Directions – Repeat each entry as written, dropping any picture you find.

Items from a figure collection

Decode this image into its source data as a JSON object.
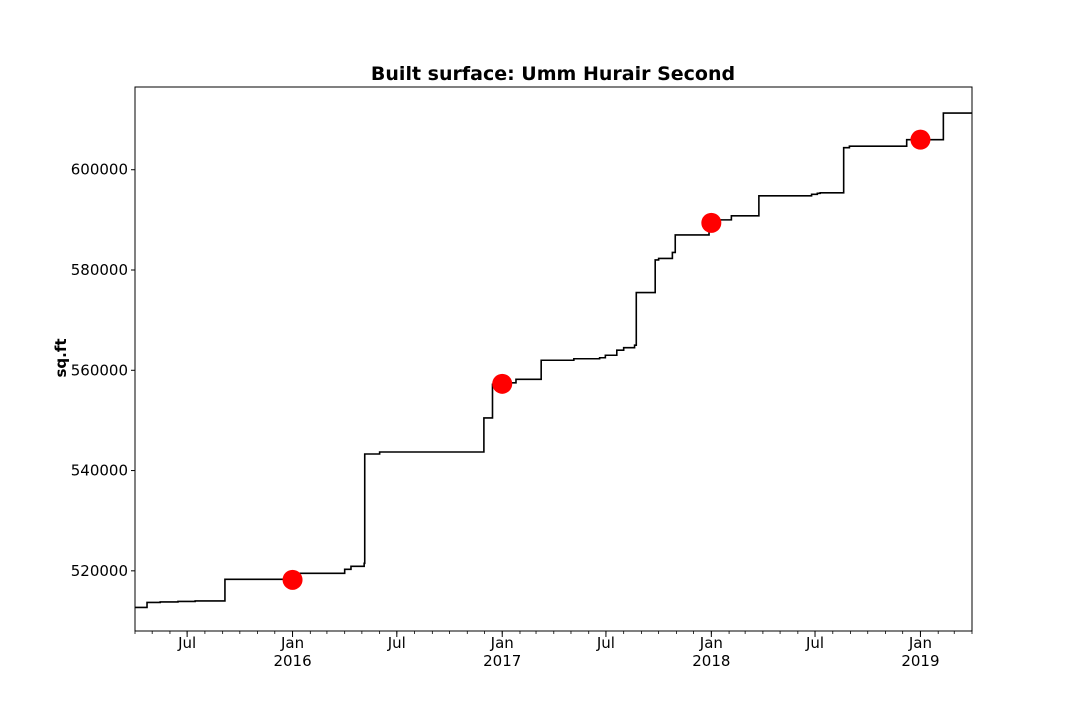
{
  "chart_data": {
    "type": "line",
    "title": "Built surface: Umm Hurair Second",
    "xlabel": "",
    "ylabel": "sq.ft",
    "xlim": [
      "2015-04-01",
      "2019-04-01"
    ],
    "ylim": [
      508000,
      616500
    ],
    "grid": false,
    "y_ticks": [
      {
        "value": 520000,
        "label": "520000"
      },
      {
        "value": 540000,
        "label": "540000"
      },
      {
        "value": 560000,
        "label": "560000"
      },
      {
        "value": 580000,
        "label": "580000"
      },
      {
        "value": 600000,
        "label": "600000"
      }
    ],
    "x_ticks_major": [
      {
        "date": "2015-07-01",
        "label": "Jul",
        "sublabel": ""
      },
      {
        "date": "2016-01-01",
        "label": "Jan",
        "sublabel": "2016"
      },
      {
        "date": "2016-07-01",
        "label": "Jul",
        "sublabel": ""
      },
      {
        "date": "2017-01-01",
        "label": "Jan",
        "sublabel": "2017"
      },
      {
        "date": "2017-07-01",
        "label": "Jul",
        "sublabel": ""
      },
      {
        "date": "2018-01-01",
        "label": "Jan",
        "sublabel": "2018"
      },
      {
        "date": "2018-07-01",
        "label": "Jul",
        "sublabel": ""
      },
      {
        "date": "2019-01-01",
        "label": "Jan",
        "sublabel": "2019"
      }
    ],
    "series": [
      {
        "type": "step",
        "color": "#000000",
        "points": [
          [
            "2015-04-01",
            512700
          ],
          [
            "2015-04-22",
            513700
          ],
          [
            "2015-05-15",
            513800
          ],
          [
            "2015-06-15",
            513900
          ],
          [
            "2015-07-15",
            514000
          ],
          [
            "2015-09-05",
            518300
          ],
          [
            "2015-12-08",
            518300
          ],
          [
            "2016-01-10",
            519500
          ],
          [
            "2016-04-01",
            520300
          ],
          [
            "2016-04-12",
            520900
          ],
          [
            "2016-05-05",
            521500
          ],
          [
            "2016-05-06",
            543300
          ],
          [
            "2016-06-01",
            543700
          ],
          [
            "2016-11-30",
            550500
          ],
          [
            "2016-12-15",
            557200
          ],
          [
            "2017-01-10",
            557500
          ],
          [
            "2017-01-25",
            558200
          ],
          [
            "2017-03-10",
            562000
          ],
          [
            "2017-05-06",
            562300
          ],
          [
            "2017-06-20",
            562500
          ],
          [
            "2017-06-30",
            563000
          ],
          [
            "2017-07-20",
            564000
          ],
          [
            "2017-08-01",
            564500
          ],
          [
            "2017-08-20",
            565000
          ],
          [
            "2017-08-23",
            575500
          ],
          [
            "2017-09-25",
            582000
          ],
          [
            "2017-10-01",
            582300
          ],
          [
            "2017-10-25",
            583500
          ],
          [
            "2017-10-30",
            587000
          ],
          [
            "2017-12-28",
            589000
          ],
          [
            "2018-01-15",
            590000
          ],
          [
            "2018-02-05",
            590800
          ],
          [
            "2018-03-25",
            594800
          ],
          [
            "2018-06-25",
            595100
          ],
          [
            "2018-07-05",
            595300
          ],
          [
            "2018-07-10",
            595400
          ],
          [
            "2018-08-20",
            604400
          ],
          [
            "2018-08-30",
            604700
          ],
          [
            "2018-12-08",
            606000
          ],
          [
            "2019-02-10",
            611300
          ],
          [
            "2019-04-01",
            611300
          ]
        ]
      },
      {
        "type": "scatter",
        "color": "#ff0000",
        "points": [
          [
            "2016-01-01",
            518200
          ],
          [
            "2017-01-01",
            557300
          ],
          [
            "2018-01-01",
            589400
          ],
          [
            "2019-01-01",
            606000
          ]
        ]
      }
    ]
  }
}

Task answer –
Decode this image into its source data as a JSON object.
{
  "chart_data": {
    "type": "line",
    "title": "Built surface: Umm Hurair Second",
    "xlabel": "",
    "ylabel": "sq.ft",
    "xlim": [
      "2015-04-01",
      "2019-04-01"
    ],
    "ylim": [
      508000,
      616500
    ],
    "grid": false,
    "y_ticks": [
      {
        "value": 520000,
        "label": "520000"
      },
      {
        "value": 540000,
        "label": "540000"
      },
      {
        "value": 560000,
        "label": "560000"
      },
      {
        "value": 580000,
        "label": "580000"
      },
      {
        "value": 600000,
        "label": "600000"
      }
    ],
    "x_ticks_major": [
      {
        "date": "2015-07-01",
        "label": "Jul",
        "sublabel": ""
      },
      {
        "date": "2016-01-01",
        "label": "Jan",
        "sublabel": "2016"
      },
      {
        "date": "2016-07-01",
        "label": "Jul",
        "sublabel": ""
      },
      {
        "date": "2017-01-01",
        "label": "Jan",
        "sublabel": "2017"
      },
      {
        "date": "2017-07-01",
        "label": "Jul",
        "sublabel": ""
      },
      {
        "date": "2018-01-01",
        "label": "Jan",
        "sublabel": "2018"
      },
      {
        "date": "2018-07-01",
        "label": "Jul",
        "sublabel": ""
      },
      {
        "date": "2019-01-01",
        "label": "Jan",
        "sublabel": "2019"
      }
    ],
    "series": [
      {
        "type": "step",
        "color": "#000000",
        "points": [
          [
            "2015-04-01",
            512700
          ],
          [
            "2015-04-22",
            513700
          ],
          [
            "2015-05-15",
            513800
          ],
          [
            "2015-06-15",
            513900
          ],
          [
            "2015-07-15",
            514000
          ],
          [
            "2015-09-05",
            518300
          ],
          [
            "2015-12-08",
            518300
          ],
          [
            "2016-01-10",
            519500
          ],
          [
            "2016-04-01",
            520300
          ],
          [
            "2016-04-12",
            520900
          ],
          [
            "2016-05-05",
            521500
          ],
          [
            "2016-05-06",
            543300
          ],
          [
            "2016-06-01",
            543700
          ],
          [
            "2016-11-30",
            550500
          ],
          [
            "2016-12-15",
            557200
          ],
          [
            "2017-01-10",
            557500
          ],
          [
            "2017-01-25",
            558200
          ],
          [
            "2017-03-10",
            562000
          ],
          [
            "2017-05-06",
            562300
          ],
          [
            "2017-06-20",
            562500
          ],
          [
            "2017-06-30",
            563000
          ],
          [
            "2017-07-20",
            564000
          ],
          [
            "2017-08-01",
            564500
          ],
          [
            "2017-08-20",
            565000
          ],
          [
            "2017-08-23",
            575500
          ],
          [
            "2017-09-25",
            582000
          ],
          [
            "2017-10-01",
            582300
          ],
          [
            "2017-10-25",
            583500
          ],
          [
            "2017-10-30",
            587000
          ],
          [
            "2017-12-28",
            589000
          ],
          [
            "2018-01-15",
            590000
          ],
          [
            "2018-02-05",
            590800
          ],
          [
            "2018-03-25",
            594800
          ],
          [
            "2018-06-25",
            595100
          ],
          [
            "2018-07-05",
            595300
          ],
          [
            "2018-07-10",
            595400
          ],
          [
            "2018-08-20",
            604400
          ],
          [
            "2018-08-30",
            604700
          ],
          [
            "2018-12-08",
            606000
          ],
          [
            "2019-02-10",
            611300
          ],
          [
            "2019-04-01",
            611300
          ]
        ]
      },
      {
        "type": "scatter",
        "color": "#ff0000",
        "points": [
          [
            "2016-01-01",
            518200
          ],
          [
            "2017-01-01",
            557300
          ],
          [
            "2018-01-01",
            589400
          ],
          [
            "2019-01-01",
            606000
          ]
        ]
      }
    ]
  }
}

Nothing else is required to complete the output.